To do: Show every line where "JSON" occurs.

Task data:
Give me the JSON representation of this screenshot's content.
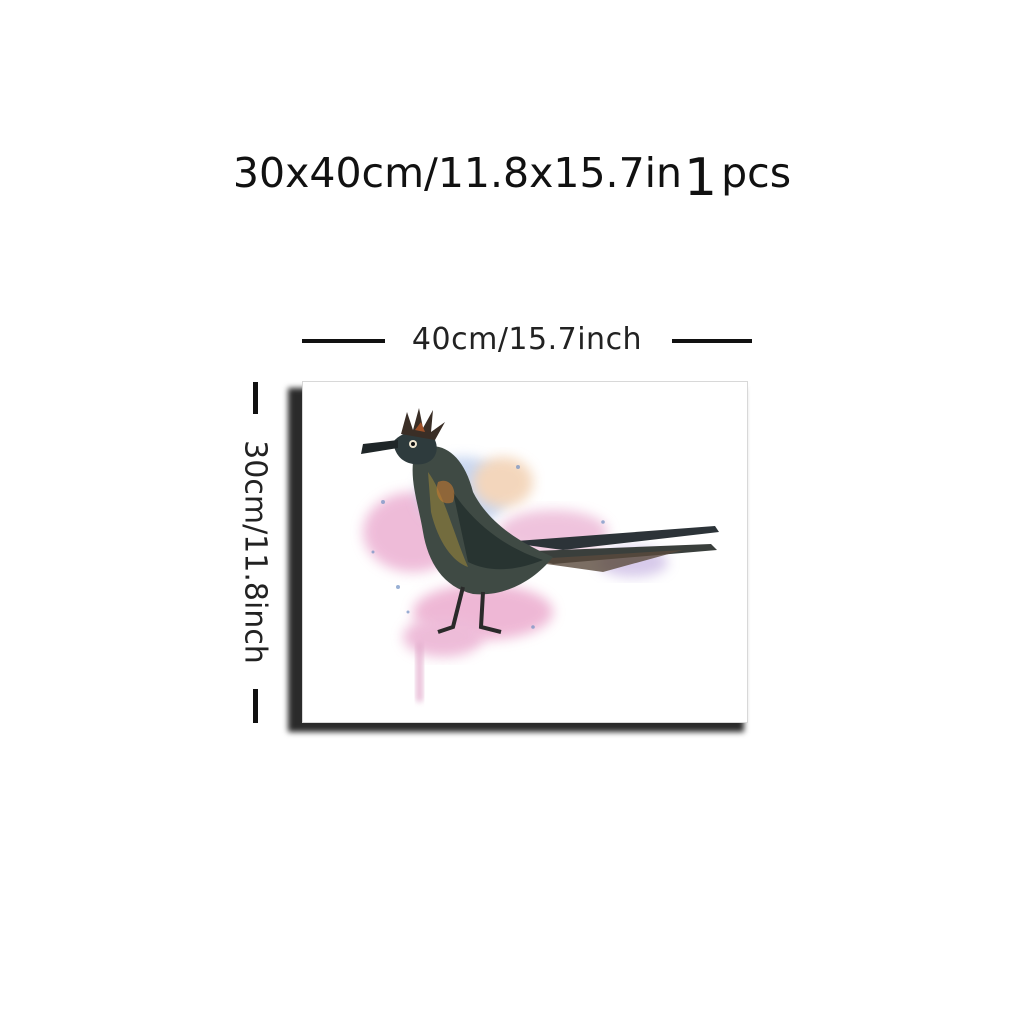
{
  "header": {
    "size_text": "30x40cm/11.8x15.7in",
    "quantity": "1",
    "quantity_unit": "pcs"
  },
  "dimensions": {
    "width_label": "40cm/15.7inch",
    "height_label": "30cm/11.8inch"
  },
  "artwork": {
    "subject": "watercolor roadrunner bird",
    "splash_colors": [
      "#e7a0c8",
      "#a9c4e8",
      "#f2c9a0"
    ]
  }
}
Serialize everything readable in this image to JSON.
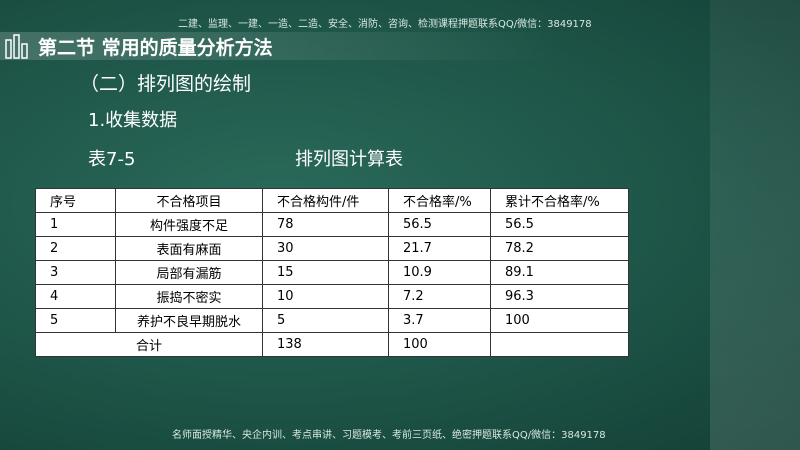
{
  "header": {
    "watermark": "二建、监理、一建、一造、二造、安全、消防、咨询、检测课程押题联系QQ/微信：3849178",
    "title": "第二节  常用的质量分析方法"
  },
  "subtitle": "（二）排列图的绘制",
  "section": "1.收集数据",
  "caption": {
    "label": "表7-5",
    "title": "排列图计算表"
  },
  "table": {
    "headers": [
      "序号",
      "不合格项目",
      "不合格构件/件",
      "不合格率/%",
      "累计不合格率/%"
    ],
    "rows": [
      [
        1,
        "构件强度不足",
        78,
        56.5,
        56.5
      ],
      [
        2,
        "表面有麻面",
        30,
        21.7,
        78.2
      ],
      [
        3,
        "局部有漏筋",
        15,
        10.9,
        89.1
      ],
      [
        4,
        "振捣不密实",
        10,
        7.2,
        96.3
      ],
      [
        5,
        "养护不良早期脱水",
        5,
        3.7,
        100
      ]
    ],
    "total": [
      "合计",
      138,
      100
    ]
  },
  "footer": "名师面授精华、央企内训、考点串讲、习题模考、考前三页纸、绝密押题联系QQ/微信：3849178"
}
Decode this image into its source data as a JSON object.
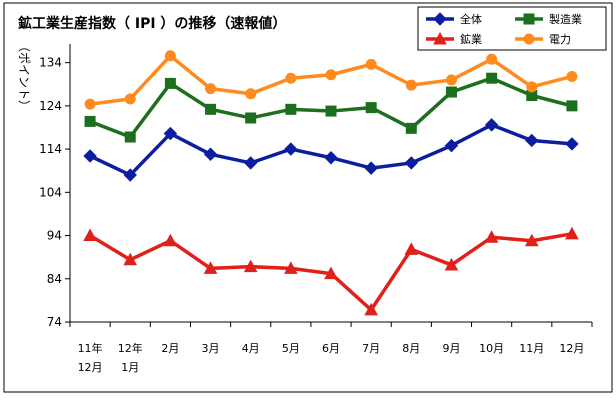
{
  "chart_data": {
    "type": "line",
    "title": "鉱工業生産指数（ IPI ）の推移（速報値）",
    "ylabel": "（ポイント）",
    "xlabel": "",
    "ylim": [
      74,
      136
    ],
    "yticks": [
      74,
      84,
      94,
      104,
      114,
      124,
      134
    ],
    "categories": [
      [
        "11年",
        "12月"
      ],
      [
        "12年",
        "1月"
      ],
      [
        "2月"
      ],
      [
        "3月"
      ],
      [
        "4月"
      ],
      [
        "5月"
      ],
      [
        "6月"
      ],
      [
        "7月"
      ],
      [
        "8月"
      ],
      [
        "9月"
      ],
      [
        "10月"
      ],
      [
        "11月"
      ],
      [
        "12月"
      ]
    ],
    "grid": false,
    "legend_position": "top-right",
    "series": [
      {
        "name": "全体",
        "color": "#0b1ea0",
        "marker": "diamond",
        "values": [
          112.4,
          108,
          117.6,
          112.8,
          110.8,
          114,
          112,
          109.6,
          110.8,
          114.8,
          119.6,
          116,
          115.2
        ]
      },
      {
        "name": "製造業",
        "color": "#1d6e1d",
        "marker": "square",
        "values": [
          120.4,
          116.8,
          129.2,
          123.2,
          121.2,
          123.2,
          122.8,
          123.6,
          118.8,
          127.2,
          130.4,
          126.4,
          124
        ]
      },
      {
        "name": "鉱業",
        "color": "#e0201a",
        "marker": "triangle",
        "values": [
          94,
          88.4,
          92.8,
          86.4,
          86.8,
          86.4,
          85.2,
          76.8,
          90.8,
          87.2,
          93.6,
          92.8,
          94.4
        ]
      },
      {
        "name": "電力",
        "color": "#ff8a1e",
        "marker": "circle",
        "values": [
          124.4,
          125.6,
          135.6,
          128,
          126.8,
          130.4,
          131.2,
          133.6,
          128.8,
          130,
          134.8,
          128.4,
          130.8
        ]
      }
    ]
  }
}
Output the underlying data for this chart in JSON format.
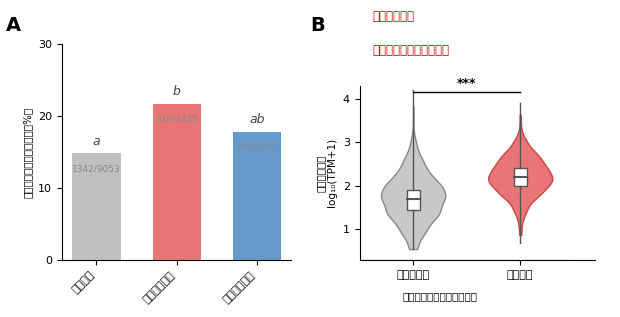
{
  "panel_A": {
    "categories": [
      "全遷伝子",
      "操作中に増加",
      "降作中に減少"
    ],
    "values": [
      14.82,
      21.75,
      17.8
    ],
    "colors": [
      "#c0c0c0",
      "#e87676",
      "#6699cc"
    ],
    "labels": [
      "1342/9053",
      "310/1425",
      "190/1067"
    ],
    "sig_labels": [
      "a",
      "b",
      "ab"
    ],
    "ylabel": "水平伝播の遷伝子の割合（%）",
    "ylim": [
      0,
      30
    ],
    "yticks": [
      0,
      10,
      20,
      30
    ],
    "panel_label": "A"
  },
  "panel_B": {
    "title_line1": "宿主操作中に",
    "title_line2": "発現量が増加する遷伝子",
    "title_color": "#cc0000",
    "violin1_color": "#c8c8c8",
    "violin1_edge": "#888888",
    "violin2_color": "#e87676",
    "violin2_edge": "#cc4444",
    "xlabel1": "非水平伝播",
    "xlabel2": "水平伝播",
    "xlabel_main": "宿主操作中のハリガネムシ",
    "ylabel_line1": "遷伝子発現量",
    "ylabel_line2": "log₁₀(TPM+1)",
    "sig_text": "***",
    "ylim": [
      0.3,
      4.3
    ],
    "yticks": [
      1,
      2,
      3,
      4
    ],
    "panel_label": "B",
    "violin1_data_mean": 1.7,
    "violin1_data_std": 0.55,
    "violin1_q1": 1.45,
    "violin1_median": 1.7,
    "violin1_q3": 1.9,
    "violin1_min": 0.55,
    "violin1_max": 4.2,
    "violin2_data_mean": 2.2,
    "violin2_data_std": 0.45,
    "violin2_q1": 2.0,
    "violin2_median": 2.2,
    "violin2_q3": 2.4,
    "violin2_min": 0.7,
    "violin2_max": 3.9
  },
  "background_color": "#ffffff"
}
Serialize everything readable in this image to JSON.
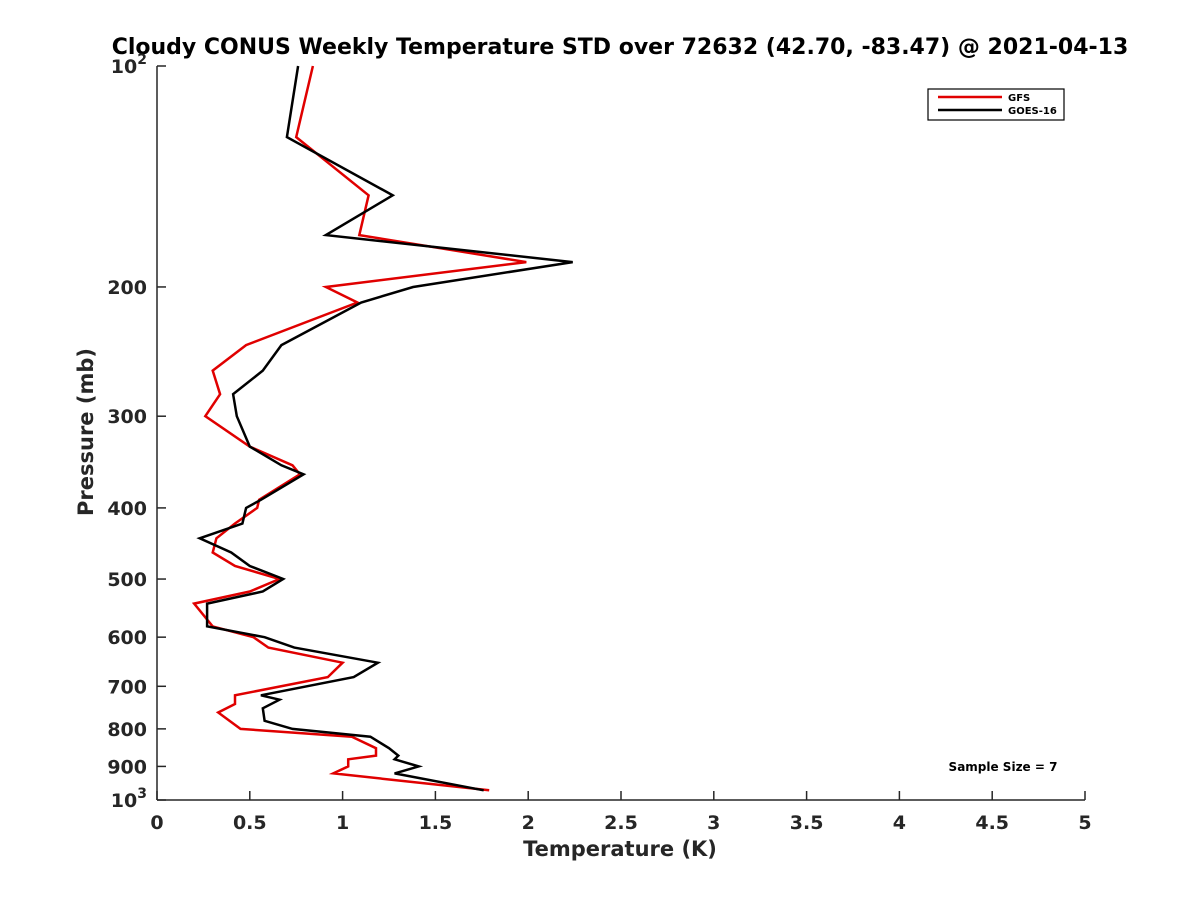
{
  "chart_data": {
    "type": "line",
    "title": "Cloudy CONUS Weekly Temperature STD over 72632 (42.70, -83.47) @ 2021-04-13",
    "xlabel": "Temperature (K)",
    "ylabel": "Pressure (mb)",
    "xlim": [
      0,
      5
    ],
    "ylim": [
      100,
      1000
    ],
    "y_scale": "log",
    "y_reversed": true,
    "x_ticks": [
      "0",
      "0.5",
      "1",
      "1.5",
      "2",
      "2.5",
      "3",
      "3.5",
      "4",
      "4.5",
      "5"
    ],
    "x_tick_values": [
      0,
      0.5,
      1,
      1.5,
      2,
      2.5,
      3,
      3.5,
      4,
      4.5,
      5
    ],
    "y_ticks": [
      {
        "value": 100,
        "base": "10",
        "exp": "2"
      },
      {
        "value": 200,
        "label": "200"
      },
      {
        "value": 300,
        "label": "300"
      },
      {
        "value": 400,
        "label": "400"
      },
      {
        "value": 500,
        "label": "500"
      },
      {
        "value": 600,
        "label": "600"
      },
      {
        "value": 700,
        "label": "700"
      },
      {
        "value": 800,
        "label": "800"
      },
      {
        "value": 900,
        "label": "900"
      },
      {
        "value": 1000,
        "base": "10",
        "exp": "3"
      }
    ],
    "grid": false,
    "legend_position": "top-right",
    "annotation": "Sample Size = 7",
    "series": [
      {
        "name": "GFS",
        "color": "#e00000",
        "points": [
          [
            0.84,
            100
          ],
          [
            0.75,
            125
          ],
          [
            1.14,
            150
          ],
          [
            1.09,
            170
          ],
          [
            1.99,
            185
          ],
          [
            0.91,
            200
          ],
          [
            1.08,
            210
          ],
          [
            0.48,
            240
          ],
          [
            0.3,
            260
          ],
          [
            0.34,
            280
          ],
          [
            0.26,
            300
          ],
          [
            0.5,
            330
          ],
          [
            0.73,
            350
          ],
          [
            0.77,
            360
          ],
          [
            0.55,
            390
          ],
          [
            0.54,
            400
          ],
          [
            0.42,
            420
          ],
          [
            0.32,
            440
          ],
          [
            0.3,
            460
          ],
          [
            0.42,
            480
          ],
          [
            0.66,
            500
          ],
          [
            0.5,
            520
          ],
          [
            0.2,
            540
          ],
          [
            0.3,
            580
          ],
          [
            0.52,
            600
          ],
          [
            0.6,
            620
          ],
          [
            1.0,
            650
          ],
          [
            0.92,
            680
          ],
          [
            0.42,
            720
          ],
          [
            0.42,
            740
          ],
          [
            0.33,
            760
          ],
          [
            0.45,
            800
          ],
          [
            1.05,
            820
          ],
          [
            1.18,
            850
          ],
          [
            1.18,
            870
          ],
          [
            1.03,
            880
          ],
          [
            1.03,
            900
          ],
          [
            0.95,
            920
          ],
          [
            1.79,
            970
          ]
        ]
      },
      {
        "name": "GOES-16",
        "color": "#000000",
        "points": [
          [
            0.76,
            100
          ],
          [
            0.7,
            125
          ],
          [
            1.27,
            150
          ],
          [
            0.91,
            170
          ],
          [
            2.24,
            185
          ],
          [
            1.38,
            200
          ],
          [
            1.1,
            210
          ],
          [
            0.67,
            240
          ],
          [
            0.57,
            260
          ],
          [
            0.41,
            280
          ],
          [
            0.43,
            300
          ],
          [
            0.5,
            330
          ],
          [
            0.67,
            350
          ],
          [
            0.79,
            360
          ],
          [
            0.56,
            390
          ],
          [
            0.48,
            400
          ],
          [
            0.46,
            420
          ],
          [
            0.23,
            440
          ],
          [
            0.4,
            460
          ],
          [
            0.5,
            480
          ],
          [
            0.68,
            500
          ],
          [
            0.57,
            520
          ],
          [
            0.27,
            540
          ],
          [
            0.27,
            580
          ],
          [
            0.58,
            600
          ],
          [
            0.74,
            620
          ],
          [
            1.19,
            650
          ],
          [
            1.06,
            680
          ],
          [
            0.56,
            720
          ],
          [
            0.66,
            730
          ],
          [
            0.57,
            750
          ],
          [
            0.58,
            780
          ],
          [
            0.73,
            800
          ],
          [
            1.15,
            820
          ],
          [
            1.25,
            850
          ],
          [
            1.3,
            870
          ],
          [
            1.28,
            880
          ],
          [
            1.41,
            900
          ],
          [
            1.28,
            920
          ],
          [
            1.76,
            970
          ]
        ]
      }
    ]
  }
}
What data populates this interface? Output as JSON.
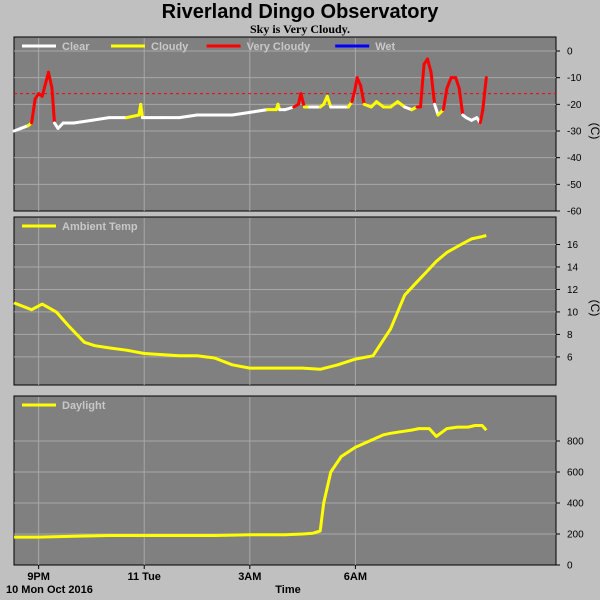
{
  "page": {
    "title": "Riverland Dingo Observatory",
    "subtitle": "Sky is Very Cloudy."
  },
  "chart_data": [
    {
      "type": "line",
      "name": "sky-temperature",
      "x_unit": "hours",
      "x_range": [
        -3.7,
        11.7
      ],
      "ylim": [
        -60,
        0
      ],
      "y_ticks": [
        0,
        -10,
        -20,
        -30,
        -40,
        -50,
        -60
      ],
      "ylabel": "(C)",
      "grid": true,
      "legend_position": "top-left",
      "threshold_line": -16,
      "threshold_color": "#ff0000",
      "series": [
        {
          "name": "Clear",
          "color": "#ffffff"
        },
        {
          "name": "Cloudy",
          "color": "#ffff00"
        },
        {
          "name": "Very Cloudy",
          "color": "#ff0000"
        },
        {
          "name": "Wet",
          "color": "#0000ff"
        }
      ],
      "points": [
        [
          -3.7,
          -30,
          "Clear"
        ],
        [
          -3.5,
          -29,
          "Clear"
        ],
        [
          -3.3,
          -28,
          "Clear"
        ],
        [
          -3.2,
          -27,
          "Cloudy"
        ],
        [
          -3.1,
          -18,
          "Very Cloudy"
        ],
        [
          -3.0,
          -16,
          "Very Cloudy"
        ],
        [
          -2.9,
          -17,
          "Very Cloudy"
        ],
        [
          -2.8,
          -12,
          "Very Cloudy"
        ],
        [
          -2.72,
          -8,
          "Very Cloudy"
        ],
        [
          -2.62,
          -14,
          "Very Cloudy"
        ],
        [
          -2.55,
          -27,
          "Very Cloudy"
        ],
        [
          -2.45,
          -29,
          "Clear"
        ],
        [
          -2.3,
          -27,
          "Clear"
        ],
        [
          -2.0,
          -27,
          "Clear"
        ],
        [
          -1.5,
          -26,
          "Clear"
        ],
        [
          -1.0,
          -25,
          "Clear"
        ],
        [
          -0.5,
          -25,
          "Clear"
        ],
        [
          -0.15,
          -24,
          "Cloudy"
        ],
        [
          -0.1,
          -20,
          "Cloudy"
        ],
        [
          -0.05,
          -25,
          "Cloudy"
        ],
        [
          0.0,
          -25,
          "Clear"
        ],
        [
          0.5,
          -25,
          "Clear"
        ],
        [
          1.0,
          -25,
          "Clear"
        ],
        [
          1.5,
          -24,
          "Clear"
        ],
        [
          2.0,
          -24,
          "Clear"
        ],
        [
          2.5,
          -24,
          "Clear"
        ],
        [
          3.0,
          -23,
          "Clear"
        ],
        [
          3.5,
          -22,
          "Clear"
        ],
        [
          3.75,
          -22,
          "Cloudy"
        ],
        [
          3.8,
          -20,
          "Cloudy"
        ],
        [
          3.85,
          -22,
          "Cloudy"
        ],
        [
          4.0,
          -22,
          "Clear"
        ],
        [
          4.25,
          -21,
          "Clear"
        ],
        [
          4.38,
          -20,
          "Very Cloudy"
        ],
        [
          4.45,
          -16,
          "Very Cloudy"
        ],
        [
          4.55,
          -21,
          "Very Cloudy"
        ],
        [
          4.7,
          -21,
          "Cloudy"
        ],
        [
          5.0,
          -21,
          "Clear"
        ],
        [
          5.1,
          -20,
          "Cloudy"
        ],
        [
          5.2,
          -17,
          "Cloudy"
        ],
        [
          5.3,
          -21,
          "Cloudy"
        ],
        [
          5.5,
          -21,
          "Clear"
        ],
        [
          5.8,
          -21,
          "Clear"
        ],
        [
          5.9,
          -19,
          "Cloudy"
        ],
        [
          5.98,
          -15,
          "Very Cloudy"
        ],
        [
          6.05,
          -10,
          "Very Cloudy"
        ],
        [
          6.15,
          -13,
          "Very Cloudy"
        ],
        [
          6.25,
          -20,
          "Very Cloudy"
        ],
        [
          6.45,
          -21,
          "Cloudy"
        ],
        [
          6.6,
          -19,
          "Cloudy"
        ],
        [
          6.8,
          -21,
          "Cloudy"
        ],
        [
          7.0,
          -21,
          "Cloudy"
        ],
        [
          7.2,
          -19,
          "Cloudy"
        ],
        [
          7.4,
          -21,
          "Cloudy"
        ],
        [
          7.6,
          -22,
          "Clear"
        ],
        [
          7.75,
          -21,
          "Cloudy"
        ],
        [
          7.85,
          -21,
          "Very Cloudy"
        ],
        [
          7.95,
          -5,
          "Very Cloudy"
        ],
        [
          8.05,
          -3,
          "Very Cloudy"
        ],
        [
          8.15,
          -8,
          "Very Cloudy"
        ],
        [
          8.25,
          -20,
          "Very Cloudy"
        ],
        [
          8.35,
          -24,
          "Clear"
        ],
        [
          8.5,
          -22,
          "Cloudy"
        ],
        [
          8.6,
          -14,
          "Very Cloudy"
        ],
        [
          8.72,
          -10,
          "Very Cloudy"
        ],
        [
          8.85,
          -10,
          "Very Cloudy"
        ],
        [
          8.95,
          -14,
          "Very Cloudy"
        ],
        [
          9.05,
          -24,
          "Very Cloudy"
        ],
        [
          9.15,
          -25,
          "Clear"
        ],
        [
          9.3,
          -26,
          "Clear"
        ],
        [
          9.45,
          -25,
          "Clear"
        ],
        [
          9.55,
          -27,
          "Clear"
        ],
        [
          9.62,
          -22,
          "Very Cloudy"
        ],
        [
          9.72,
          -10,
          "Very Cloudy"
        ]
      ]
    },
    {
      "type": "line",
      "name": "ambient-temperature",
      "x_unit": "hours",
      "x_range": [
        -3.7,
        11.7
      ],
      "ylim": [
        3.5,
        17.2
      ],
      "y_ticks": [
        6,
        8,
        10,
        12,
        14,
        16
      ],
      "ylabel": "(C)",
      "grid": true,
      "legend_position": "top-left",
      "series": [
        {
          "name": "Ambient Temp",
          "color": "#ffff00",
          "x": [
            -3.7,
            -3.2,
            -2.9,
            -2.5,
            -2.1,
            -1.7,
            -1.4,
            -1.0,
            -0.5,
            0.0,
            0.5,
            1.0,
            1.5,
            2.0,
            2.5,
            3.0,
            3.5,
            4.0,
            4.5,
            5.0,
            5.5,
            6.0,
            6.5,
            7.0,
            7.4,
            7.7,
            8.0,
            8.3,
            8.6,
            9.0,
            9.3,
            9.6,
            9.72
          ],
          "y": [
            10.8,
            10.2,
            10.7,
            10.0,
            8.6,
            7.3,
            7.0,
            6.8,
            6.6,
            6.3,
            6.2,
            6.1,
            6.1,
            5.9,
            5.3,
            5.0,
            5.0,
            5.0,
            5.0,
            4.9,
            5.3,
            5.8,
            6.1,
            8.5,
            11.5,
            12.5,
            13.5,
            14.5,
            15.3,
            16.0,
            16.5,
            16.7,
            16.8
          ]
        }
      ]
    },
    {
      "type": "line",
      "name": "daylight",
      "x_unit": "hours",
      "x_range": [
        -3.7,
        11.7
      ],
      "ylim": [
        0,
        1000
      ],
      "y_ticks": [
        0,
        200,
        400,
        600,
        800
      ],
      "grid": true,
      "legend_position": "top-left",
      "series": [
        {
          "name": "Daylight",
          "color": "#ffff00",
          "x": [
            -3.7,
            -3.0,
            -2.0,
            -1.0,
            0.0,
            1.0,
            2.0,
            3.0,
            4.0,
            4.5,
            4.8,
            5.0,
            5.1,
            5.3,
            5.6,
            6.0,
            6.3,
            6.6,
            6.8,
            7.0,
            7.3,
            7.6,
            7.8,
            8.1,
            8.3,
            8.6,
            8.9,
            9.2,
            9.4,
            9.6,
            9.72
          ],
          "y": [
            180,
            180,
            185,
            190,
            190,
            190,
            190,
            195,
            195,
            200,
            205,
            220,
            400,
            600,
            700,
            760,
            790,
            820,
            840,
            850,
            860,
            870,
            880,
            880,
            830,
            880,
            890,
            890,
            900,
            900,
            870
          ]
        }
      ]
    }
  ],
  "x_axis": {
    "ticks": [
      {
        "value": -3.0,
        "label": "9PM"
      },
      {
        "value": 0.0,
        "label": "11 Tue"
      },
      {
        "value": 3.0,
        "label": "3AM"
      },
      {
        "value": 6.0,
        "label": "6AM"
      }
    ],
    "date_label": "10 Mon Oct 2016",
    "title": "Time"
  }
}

Exercise solution:
Give me the JSON representation of this screenshot's content.
Serialize everything readable in this image to JSON.
Decode this image into its source data as a JSON object.
Output the underlying data for this chart in JSON format.
Serialize everything readable in this image to JSON.
What data populates this interface? Output as JSON.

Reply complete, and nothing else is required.